_Aim_:
Below is some material; transcribe all of it exactly.

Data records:
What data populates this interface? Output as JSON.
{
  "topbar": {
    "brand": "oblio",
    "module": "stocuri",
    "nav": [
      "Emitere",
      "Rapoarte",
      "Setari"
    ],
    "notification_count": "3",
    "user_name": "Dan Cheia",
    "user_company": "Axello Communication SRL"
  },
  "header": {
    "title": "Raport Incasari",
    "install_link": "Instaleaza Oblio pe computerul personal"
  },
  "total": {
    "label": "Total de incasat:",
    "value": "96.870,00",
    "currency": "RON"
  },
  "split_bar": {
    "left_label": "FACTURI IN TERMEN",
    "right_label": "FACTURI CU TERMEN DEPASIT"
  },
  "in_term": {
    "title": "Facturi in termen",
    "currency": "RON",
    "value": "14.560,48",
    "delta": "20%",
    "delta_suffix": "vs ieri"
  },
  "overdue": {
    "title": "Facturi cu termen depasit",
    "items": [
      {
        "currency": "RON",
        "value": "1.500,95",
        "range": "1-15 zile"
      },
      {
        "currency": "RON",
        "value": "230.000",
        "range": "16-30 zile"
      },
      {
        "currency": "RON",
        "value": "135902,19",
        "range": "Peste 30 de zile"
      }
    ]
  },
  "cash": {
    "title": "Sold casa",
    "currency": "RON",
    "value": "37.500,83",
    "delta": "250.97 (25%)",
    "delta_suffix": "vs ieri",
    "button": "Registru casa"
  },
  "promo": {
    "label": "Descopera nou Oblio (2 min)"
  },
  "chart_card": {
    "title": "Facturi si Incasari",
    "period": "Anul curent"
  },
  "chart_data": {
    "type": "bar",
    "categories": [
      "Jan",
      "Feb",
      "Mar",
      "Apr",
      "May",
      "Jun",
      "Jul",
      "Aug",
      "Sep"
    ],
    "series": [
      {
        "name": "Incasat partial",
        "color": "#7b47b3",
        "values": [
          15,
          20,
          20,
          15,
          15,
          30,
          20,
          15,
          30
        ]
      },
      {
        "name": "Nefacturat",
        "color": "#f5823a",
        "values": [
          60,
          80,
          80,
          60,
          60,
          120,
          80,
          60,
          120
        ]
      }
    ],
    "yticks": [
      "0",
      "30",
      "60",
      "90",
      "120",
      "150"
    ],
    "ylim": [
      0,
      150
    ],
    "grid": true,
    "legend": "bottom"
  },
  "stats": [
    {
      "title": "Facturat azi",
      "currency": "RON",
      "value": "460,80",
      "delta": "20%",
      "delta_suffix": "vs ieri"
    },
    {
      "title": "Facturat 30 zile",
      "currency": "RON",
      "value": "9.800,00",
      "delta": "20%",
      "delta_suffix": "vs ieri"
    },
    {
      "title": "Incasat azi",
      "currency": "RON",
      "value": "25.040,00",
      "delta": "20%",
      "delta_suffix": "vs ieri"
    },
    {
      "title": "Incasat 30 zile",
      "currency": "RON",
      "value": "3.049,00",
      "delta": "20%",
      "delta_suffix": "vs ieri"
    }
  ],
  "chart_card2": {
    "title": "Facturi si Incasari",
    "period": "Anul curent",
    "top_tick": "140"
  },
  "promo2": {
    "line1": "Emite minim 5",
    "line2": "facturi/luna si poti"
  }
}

_Output of the task_:
What data populates this interface? Output as JSON.
{
  "topbar": {
    "brand": "oblio",
    "module": "stocuri",
    "nav": [
      "Emitere",
      "Rapoarte",
      "Setari"
    ],
    "notification_count": "3",
    "user_name": "Dan Cheia",
    "user_company": "Axello Communication SRL"
  },
  "header": {
    "title": "Raport Incasari",
    "install_link": "Instaleaza Oblio pe computerul personal"
  },
  "total": {
    "label": "Total de incasat:",
    "value": "96.870,00",
    "currency": "RON"
  },
  "split_bar": {
    "left_label": "FACTURI IN TERMEN",
    "right_label": "FACTURI CU TERMEN DEPASIT"
  },
  "in_term": {
    "title": "Facturi in termen",
    "currency": "RON",
    "value": "14.560,48",
    "delta": "20%",
    "delta_suffix": "vs ieri"
  },
  "overdue": {
    "title": "Facturi cu termen depasit",
    "items": [
      {
        "currency": "RON",
        "value": "1.500,95",
        "range": "1-15 zile"
      },
      {
        "currency": "RON",
        "value": "230.000",
        "range": "16-30 zile"
      },
      {
        "currency": "RON",
        "value": "135902,19",
        "range": "Peste 30 de zile"
      }
    ]
  },
  "cash": {
    "title": "Sold casa",
    "currency": "RON",
    "value": "37.500,83",
    "delta": "250.97 (25%)",
    "delta_suffix": "vs ieri",
    "button": "Registru casa"
  },
  "promo": {
    "label": "Descopera nou Oblio (2 min)"
  },
  "chart_card": {
    "title": "Facturi si Incasari",
    "period": "Anul curent"
  },
  "chart_data": {
    "type": "bar",
    "categories": [
      "Jan",
      "Feb",
      "Mar",
      "Apr",
      "May",
      "Jun",
      "Jul",
      "Aug",
      "Sep"
    ],
    "series": [
      {
        "name": "Incasat partial",
        "color": "#7b47b3",
        "values": [
          15,
          20,
          20,
          15,
          15,
          30,
          20,
          15,
          30
        ]
      },
      {
        "name": "Nefacturat",
        "color": "#f5823a",
        "values": [
          60,
          80,
          80,
          60,
          60,
          120,
          80,
          60,
          120
        ]
      }
    ],
    "yticks": [
      "0",
      "30",
      "60",
      "90",
      "120",
      "150"
    ],
    "ylim": [
      0,
      150
    ],
    "grid": true,
    "legend": "bottom"
  },
  "stats": [
    {
      "title": "Facturat azi",
      "currency": "RON",
      "value": "460,80",
      "delta": "20%",
      "delta_suffix": "vs ieri"
    },
    {
      "title": "Facturat 30 zile",
      "currency": "RON",
      "value": "9.800,00",
      "delta": "20%",
      "delta_suffix": "vs ieri"
    },
    {
      "title": "Incasat azi",
      "currency": "RON",
      "value": "25.040,00",
      "delta": "20%",
      "delta_suffix": "vs ieri"
    },
    {
      "title": "Incasat 30 zile",
      "currency": "RON",
      "value": "3.049,00",
      "delta": "20%",
      "delta_suffix": "vs ieri"
    }
  ],
  "chart_card2": {
    "title": "Facturi si Incasari",
    "period": "Anul curent",
    "top_tick": "140"
  },
  "promo2": {
    "line1": "Emite minim 5",
    "line2": "facturi/luna si poti"
  }
}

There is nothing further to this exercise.